- [Requirement]: For this exercise, copy out each line of the material below that includes "Auto".

++++ Given records

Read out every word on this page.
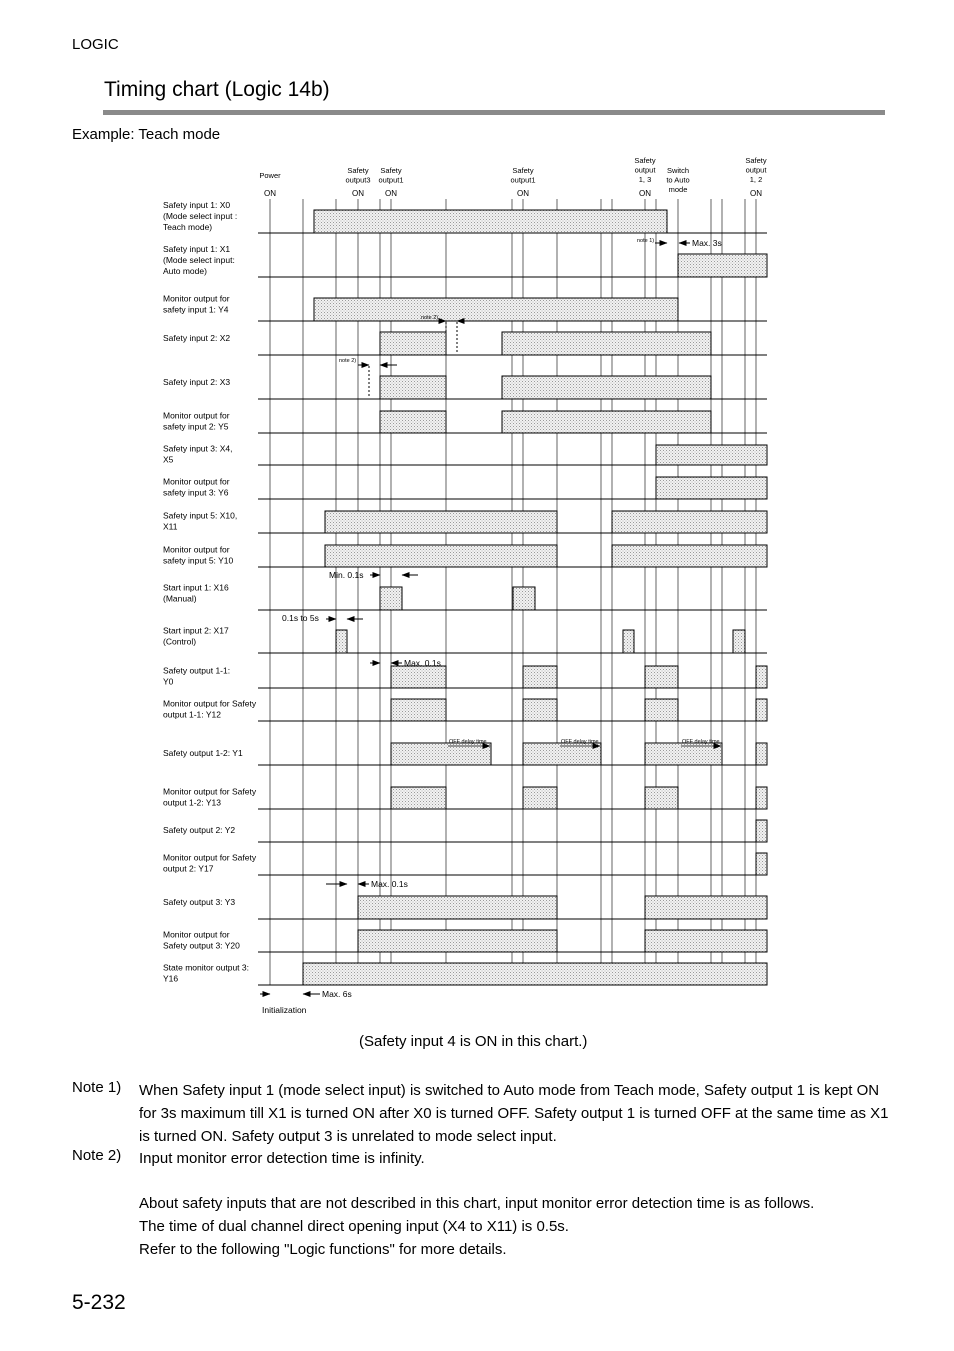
LOGIC
Timing chart (Logic 14b)
Example: Teach mode
Power
ON
Safety
output3
ON
Safety
output1
ON
Safety
output1
ON
Safety
output
1, 3
ON
Switch
to Auto
mode
Safety
output
1, 2
ON
Safety input 1: X0
(Mode select input :
Teach mode)
Safety input 1: X1
(Mode select input:
Auto mode)
Monitor output for
safety input 1: Y4
Safety input 2: X2
Safety input 2: X3
Monitor output for
safety input 2: Y5
Safety input 3: X4,
X5
Monitor output for
safety input 3: Y6
Safety input 5: X10,
X11
Monitor output for
safety input 5: Y10
Start input 1: X16
(Manual)
Start input 2: X17
(Control)
Safety output 1-1:
Y0
Monitor output for Safety
output 1-1: Y12
Safety output 1-2: Y1
Monitor output for Safety
output 1-2: Y13
Safety output 2: Y2
Monitor output for Safety
output 2: Y17
Safety output 3: Y3
Monitor output for
Safety output 3: Y20
State monitor output 3:
Y16
note 1)	Max. 3s
note 2)
note 2)
Min. 0.1s
0.1s to 5s
Max. 0.1s
OFF delay time	OFF delay time	OFF delay time
Max. 0.1s
Max. 6s
Initialization
(Safety input 4 is ON in this chart.)
Note 1) When Safety input 1 (mode select input) is switched to Auto mode from Teach mode, Safety output 1 is kept ON for 3s maximum till X1 is turned ON after X0 is turned OFF. Safety output 1 is turned OFF at the same time as X1 is turned ON. Safety output 3 is unrelated to mode select input.
Note 2) Input monitor error detection time is infinity.
About safety inputs that are not described in this chart, input monitor error detection time is as follows.
The time of dual channel direct opening input (X4 to X11) is 0.5s.
Refer to the following "Logic functions" for more details.
5-232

++++++++

- [Response]:
to Auto
Auto mode)
Note 1) When Safety input 1 (mode select input) is switched to Auto mode from Teach mode, Safety output 1 is kept ON for 3s maximum till X1 is turned ON after X0 is turned OFF. Safety output 1 is turned OFF at the same time as X1 is turned ON. Safety output 3 is unrelated to mode select input.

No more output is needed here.